▶ [Quoted passage]:
-=-=-
Tips to optimise your Linux server for WordPress
No matter whether you are running a small blog or a high-traffic WordPress-based website, optimising your server for WordPress should be one of your top priorities. Page speed is so important nowadays that even Google’s ranking algorithm has adapted to this. Also, a slow site means less visitors and that’s the main reason why you should be concerned. In this post, we are going to make a summary of some of the key optimization techniques that could help you get the best performance out of your Linux for WordPress server
Use a CDN like Cloudflare
Advantage: A content delivery network (CDN) sits between your origin server and your visitors, caching copies of your web pages and/or static assets at PoPs (Points of Presence) operated by the CDN provider, all over the world. Once an image, for example, has been cached, it can be served to visitors from the PoP with the lowest latency to their location, saving valuable milliseconds in page load times. Although not always the case, this is usually the access point geographically closest to the visitor.
How it’s done: The webmaster must register with a CDN service such as CloudFlare and modify their DNS records pointing to the CDN service.
-=-=-
▶ [Material provided]:
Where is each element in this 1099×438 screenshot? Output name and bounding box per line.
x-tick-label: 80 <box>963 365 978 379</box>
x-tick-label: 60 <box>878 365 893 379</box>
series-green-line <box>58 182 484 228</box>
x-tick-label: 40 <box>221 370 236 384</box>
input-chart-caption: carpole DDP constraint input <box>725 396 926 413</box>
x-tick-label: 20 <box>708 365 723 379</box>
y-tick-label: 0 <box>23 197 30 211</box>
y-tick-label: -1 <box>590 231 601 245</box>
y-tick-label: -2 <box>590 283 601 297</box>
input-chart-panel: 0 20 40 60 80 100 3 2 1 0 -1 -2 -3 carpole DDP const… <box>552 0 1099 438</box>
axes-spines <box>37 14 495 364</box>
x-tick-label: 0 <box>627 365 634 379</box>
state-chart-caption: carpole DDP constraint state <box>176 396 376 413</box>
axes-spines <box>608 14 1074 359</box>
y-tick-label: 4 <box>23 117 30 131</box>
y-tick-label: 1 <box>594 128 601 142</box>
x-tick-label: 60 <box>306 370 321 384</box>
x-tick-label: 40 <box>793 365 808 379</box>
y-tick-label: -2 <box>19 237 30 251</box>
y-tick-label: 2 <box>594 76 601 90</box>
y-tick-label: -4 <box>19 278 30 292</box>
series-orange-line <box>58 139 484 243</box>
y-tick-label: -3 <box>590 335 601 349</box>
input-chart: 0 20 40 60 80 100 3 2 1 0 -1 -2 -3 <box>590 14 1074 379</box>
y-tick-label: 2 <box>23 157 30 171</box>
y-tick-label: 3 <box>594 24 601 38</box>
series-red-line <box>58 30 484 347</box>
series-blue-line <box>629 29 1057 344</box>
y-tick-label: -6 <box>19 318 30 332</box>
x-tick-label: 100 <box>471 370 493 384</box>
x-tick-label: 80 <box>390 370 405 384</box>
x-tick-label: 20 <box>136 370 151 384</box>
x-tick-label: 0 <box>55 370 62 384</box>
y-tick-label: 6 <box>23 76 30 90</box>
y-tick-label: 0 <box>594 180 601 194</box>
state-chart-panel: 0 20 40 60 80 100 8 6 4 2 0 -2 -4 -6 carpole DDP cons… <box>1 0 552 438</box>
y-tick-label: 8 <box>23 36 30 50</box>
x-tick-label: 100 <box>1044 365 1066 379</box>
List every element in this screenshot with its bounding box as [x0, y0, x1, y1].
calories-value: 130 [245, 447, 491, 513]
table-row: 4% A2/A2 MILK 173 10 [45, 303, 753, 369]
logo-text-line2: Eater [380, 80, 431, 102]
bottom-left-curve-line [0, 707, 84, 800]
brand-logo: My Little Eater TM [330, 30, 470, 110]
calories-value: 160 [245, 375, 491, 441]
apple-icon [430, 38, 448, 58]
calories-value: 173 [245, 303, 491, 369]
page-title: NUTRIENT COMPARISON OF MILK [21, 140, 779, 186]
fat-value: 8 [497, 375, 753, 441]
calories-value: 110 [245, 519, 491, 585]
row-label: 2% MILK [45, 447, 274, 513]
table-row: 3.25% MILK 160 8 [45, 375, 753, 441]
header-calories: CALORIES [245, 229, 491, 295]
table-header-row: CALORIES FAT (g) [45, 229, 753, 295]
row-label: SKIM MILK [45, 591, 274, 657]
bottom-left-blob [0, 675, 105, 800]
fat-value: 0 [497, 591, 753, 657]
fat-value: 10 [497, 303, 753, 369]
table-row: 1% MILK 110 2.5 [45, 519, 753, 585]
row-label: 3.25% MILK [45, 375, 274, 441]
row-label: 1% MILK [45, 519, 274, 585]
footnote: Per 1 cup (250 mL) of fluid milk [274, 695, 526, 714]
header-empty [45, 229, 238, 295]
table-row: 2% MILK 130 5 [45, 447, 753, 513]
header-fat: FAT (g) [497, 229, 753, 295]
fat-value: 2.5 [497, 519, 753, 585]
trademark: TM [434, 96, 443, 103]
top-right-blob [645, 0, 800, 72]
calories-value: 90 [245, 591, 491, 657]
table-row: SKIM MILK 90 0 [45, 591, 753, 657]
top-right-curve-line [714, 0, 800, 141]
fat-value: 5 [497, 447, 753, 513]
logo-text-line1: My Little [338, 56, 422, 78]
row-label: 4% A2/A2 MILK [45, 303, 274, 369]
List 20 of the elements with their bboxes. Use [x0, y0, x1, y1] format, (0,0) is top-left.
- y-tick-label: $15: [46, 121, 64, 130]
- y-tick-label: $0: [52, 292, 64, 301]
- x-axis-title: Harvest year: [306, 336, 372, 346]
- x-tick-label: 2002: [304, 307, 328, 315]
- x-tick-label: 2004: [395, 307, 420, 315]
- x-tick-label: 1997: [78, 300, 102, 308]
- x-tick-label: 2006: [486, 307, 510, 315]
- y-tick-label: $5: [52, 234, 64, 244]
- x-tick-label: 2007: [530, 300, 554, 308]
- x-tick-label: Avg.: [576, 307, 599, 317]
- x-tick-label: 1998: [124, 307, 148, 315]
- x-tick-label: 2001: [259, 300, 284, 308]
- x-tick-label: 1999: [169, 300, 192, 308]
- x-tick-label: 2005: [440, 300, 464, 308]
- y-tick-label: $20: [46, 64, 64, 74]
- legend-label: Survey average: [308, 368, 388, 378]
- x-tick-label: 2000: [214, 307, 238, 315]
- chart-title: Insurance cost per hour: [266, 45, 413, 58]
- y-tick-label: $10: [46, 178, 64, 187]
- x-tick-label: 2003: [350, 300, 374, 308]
-=-=-
▶ [Work instruction 1]: According to the article on optimizing a Linux server for WordPress, why does a CDN make an already cached image load faster for a visitor? Answer in one to three sentences.
▶ [Work instruction 2]: Proceed with the article on optimizing a Linux server for WordPress, starting after its final sentence.
The listing is unrelated to the article on optimizing a Linux server for WordPress.

▶ [Exercise answer 1]: Once the image is cached, it can be served from the PoP with the lowest latency to the visitor's location, which saves valuable milliseconds in page load times. That PoP is usually, though not always, the one geographically closest to the visitor.

▶ [Exercise answer 2]:
Update your php version
Advantage: Many WordPress websites are running outdated versions of PHP that have reached end of life, e.g. PHP 5.6. This has become such a concern for open source maintainers that the latest versions of WP will warn you in the control panel if you are running a version of PHP older than 7.0. Obsolete versions of PHP don’t work as well as the latest versions and may include unpatched security vulnerabilities, making your WordPress site more prone to being compromised by a hacker.
For example, PHP 7.3 can handle three times more requests per second than PHP 5.6, which makes a big difference in page load times. The time to first byte (TTFB) is 44% faster between PHP 7.2 and 7.3. Therefore, it is highly recommended to always use the latest version of PHP.
How to do it: It depends on how PHP is currently installed on your WordPress server. On most servers, PHP is usually installed via a control panel that allows you to change its version easily and quickly.
Use in Apache - php-fpm
Advantage: On Apache servers, PHP runs as an Apache module in a mode called mod_php.
In short, FPM is much more efficient in terms of resource usage when handling multiple connections, and obviously the MPM’s (worker and event) both support HTTP/2, which mod_php never will.
How to do it: Install the php-fpm packages corresponding to your PHP version, enable and start the php-fpm service. Modify your Apache VirtualHosts to point PHP requests to FastCGI which runs on port 9000 by default, and update httpd.conf to use the worker instead of the MPM prefork.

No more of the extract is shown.